## Task prompt:
Of the lines listed below, how many contain the string "piControl"? Answer with the number alone.

[Excerpts from a figure dataset]
______

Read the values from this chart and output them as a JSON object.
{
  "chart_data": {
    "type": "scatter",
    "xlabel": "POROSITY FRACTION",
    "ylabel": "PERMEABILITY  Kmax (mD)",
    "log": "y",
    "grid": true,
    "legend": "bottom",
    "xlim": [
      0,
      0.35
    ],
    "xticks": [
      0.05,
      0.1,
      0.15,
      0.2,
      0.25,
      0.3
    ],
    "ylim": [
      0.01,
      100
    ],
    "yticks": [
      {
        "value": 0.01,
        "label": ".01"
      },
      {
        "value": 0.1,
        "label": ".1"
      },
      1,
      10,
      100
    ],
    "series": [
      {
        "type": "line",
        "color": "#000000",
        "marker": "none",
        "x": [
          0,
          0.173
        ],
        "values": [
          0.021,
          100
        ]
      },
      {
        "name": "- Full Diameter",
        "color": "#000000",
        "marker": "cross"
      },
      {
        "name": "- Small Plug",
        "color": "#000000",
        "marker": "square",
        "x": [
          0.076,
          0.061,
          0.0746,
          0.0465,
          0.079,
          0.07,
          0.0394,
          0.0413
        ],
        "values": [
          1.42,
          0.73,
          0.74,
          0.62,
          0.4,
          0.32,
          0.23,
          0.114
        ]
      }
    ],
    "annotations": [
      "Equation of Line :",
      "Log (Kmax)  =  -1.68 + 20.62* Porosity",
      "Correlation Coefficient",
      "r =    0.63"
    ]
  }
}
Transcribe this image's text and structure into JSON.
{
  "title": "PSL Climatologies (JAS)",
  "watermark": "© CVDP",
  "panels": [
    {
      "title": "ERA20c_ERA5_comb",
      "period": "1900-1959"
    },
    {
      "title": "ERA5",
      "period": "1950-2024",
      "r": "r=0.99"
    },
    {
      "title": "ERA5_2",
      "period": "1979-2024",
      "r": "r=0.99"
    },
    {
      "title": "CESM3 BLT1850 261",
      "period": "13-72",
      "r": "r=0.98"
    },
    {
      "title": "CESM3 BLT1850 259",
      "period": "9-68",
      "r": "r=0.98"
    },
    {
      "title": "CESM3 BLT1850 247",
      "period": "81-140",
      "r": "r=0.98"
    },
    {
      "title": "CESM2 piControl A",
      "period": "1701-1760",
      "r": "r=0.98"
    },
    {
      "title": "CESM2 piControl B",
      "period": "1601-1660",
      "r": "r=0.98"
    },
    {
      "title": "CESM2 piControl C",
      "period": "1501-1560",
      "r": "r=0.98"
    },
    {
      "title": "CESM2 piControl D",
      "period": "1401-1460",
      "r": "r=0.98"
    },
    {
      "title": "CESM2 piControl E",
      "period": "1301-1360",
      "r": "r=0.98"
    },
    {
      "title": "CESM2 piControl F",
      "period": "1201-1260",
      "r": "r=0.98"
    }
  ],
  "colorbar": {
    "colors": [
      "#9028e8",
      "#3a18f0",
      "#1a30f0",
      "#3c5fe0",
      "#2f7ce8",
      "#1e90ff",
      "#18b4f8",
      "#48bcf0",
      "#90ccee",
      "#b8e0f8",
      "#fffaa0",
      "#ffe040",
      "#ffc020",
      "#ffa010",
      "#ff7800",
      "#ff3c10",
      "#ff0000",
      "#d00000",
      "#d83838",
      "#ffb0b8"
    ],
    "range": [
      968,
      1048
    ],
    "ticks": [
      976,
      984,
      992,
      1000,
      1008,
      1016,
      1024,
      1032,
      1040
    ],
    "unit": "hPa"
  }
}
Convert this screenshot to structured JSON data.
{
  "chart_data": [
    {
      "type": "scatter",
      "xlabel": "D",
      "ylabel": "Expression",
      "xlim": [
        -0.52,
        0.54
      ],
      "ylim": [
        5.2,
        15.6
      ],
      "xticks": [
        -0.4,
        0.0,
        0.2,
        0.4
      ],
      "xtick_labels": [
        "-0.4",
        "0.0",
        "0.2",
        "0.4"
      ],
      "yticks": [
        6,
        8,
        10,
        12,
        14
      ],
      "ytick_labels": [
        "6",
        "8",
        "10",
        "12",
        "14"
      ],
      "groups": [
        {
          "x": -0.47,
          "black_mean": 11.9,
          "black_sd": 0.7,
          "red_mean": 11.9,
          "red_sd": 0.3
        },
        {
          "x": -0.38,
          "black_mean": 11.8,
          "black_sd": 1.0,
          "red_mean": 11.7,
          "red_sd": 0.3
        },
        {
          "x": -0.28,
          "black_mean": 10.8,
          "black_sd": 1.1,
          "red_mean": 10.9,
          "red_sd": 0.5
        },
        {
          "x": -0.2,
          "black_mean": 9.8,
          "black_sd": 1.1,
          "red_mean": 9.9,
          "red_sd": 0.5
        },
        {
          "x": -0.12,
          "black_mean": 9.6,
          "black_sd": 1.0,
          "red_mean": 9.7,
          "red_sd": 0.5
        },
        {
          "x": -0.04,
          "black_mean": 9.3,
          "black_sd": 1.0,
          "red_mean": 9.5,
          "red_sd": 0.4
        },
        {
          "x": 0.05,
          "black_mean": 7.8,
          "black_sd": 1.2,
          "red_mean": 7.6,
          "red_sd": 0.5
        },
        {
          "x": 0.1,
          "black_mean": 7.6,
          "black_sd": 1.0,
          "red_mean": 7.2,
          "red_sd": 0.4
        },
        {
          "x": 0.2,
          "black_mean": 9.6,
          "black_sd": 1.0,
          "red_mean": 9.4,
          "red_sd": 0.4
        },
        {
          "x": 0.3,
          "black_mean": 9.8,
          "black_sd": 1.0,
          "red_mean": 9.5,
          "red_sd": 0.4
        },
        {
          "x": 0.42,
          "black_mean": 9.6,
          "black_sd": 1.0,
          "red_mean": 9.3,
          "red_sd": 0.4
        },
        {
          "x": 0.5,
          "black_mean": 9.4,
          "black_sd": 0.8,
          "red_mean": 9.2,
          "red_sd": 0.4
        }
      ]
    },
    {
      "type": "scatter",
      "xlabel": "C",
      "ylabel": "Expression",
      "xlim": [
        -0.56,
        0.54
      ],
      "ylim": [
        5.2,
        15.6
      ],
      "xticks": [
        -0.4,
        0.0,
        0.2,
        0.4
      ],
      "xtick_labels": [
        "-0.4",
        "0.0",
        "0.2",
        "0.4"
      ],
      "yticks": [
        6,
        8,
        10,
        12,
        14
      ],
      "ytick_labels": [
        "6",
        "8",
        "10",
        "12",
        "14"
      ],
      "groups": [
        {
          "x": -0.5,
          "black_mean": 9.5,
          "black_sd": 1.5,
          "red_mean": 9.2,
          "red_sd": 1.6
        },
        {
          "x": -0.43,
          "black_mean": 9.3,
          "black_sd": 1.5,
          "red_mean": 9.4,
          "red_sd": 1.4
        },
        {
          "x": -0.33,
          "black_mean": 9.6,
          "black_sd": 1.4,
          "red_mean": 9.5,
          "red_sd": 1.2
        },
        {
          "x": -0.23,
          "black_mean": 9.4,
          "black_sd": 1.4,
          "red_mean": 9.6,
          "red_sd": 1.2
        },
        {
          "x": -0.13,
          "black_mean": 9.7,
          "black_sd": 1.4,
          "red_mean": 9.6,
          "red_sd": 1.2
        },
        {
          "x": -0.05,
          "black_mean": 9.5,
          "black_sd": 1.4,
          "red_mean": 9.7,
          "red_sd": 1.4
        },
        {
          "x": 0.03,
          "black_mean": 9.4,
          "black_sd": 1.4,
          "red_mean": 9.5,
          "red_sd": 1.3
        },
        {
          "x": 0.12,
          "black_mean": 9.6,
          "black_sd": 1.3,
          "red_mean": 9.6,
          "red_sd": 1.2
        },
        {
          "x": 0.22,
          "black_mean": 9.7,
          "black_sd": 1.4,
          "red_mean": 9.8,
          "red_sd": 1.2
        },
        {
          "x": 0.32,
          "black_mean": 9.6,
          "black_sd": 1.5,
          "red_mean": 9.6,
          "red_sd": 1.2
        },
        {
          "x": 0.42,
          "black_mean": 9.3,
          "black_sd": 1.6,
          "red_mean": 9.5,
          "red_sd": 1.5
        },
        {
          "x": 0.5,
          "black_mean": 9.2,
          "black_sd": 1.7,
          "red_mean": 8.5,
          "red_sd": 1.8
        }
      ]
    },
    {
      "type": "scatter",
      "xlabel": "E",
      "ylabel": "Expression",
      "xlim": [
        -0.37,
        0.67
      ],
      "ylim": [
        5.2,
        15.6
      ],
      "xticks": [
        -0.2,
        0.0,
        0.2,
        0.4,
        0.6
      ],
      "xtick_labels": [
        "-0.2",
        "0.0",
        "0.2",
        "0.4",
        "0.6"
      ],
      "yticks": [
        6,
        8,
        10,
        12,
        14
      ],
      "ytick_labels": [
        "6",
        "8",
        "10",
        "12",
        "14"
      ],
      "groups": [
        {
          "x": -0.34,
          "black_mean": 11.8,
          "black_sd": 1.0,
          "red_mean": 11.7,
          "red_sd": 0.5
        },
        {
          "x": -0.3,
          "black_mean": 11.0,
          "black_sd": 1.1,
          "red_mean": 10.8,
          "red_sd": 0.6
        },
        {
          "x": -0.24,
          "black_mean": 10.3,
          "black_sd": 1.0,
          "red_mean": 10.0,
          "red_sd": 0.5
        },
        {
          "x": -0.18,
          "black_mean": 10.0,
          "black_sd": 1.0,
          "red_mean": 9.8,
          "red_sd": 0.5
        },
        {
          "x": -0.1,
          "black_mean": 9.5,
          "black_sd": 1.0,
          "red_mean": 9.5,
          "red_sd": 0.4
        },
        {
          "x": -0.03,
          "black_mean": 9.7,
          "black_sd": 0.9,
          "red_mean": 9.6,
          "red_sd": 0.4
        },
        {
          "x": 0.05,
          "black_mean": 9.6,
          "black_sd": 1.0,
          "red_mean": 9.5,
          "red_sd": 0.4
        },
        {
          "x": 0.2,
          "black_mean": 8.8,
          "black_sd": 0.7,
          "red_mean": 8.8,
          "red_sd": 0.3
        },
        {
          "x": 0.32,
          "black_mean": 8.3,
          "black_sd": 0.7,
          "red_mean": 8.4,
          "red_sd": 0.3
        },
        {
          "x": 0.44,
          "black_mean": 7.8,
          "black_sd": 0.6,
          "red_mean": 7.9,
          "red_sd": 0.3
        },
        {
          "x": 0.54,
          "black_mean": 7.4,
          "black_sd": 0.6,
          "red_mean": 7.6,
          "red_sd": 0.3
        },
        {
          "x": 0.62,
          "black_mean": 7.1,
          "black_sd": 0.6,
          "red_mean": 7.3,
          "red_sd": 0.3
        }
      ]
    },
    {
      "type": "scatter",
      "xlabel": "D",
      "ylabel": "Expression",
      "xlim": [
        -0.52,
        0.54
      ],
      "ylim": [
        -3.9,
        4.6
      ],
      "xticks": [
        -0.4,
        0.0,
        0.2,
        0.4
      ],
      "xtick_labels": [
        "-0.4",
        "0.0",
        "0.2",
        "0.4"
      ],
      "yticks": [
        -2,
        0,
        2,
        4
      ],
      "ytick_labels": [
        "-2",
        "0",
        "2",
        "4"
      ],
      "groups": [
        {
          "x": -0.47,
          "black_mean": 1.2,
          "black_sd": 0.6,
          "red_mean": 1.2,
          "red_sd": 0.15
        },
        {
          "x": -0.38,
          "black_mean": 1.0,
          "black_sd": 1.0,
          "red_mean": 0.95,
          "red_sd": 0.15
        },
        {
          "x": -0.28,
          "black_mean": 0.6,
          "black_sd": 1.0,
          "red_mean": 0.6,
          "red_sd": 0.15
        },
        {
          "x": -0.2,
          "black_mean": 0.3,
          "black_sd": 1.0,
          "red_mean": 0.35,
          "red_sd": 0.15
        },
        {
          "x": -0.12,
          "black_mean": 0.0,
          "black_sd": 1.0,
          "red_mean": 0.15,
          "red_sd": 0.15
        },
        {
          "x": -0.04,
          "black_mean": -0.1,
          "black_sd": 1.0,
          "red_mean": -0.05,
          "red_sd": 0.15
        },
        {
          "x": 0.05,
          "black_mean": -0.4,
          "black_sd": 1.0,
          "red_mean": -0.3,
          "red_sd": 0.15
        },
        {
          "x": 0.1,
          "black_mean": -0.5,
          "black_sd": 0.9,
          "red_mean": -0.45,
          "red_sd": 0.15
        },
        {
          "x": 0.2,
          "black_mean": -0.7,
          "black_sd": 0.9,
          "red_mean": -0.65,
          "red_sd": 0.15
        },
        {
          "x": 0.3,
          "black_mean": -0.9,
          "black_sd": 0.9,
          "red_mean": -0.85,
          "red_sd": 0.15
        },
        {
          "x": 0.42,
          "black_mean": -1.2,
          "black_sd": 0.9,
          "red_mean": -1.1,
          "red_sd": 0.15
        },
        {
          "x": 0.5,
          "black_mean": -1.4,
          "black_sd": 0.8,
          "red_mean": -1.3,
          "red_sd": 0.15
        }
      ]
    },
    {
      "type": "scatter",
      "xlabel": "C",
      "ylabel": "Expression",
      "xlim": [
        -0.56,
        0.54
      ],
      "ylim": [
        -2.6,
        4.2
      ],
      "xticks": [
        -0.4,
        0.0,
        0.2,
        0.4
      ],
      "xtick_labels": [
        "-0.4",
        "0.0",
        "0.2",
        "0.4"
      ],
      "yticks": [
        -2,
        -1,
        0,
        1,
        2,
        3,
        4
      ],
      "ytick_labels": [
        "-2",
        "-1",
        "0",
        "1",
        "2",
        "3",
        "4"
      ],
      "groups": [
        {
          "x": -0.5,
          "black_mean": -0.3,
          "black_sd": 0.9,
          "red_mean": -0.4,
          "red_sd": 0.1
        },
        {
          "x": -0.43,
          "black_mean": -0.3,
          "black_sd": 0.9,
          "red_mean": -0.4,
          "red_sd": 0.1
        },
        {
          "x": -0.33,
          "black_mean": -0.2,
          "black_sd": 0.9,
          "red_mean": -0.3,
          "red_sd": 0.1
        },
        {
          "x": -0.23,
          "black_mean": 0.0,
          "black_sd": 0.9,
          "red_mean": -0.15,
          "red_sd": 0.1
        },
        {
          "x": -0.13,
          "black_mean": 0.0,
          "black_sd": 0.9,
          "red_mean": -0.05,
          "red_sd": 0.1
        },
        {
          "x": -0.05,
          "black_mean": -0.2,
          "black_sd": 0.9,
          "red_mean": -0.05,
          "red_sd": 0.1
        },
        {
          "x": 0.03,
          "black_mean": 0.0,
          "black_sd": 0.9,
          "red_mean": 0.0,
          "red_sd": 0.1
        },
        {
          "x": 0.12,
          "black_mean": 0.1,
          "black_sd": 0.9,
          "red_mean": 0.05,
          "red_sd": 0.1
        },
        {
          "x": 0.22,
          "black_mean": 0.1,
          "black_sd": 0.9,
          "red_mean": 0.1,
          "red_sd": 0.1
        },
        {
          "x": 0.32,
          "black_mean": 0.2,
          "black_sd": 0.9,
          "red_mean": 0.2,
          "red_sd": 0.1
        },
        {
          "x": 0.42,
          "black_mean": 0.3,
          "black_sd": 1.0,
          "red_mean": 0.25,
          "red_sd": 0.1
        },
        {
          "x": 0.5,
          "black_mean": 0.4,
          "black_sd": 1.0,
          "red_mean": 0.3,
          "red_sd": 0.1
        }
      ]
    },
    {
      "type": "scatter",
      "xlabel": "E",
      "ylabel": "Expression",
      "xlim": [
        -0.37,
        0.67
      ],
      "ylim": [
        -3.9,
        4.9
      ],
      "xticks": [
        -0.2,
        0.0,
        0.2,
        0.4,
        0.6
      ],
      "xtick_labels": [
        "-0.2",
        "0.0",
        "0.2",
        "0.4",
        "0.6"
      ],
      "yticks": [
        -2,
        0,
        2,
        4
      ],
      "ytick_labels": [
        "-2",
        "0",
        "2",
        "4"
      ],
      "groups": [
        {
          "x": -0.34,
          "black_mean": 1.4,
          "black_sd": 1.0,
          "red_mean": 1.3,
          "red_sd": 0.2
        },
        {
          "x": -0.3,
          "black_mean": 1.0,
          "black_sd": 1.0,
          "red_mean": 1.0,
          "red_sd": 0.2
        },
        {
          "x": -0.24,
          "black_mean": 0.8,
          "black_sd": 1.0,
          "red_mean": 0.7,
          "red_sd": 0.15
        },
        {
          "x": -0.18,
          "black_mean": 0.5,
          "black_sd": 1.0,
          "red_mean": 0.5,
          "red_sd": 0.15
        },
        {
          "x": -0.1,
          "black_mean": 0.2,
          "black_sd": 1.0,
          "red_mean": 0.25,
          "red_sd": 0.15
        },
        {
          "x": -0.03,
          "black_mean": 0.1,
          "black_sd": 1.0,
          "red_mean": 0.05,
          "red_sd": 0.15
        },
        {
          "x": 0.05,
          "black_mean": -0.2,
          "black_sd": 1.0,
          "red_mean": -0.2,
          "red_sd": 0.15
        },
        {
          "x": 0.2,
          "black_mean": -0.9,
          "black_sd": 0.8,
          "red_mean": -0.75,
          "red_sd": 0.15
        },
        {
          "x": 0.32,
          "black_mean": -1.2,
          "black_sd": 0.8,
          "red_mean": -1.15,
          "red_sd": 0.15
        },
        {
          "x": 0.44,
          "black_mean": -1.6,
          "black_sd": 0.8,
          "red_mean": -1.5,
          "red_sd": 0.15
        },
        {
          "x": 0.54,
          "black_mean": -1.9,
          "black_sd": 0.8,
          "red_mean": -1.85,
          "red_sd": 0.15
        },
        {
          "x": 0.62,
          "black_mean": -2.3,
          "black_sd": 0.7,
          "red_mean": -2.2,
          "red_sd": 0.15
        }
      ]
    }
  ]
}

______

## Result of this task:
6